# WHAT THIS TASK INVOLVES
Repeat the records word for word, excluding any picture.

# INPUT ROWS
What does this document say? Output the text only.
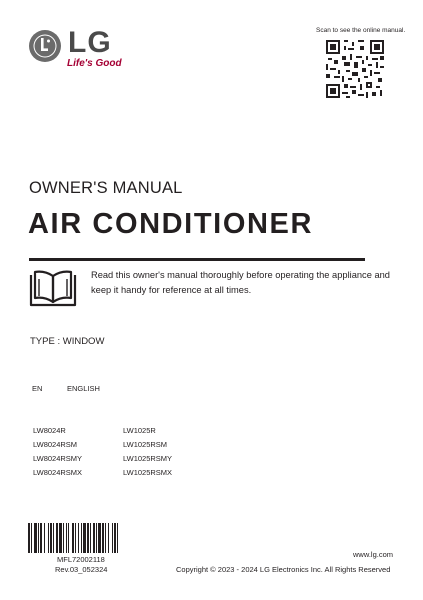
LG
Life's Good
Scan to see the online manual.
OWNER'S MANUAL
AIR CONDITIONER
Read this owner's manual thoroughly before operating the appliance and keep it handy for reference at all times.
TYPE : WINDOW
EN	ENGLISH
LW8024R
LW8024RSM
LW8024RSMY
LW8024RSMX
LW1025R
LW1025RSM
LW1025RSMY
LW1025RSMX
MFL72002118
Rev.03_052324
www.lg.com
Copyright © 2023 - 2024 LG Electronics Inc. All Rights Reserved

# TASK OUTPUT
What does this document say? Output the text only.
LG
Life's Good
Scan to see the online manual.
OWNER'S MANUAL
AIR CONDITIONER
Read this owner's manual thoroughly before operating the appliance and keep it handy for reference at all times.
TYPE : WINDOW
EN	ENGLISH
LW8024R
LW8024RSM
LW8024RSMY
LW8024RSMX
LW1025R
LW1025RSM
LW1025RSMY
LW1025RSMX
MFL72002118
Rev.03_052324
www.lg.com
Copyright © 2023 - 2024 LG Electronics Inc. All Rights Reserved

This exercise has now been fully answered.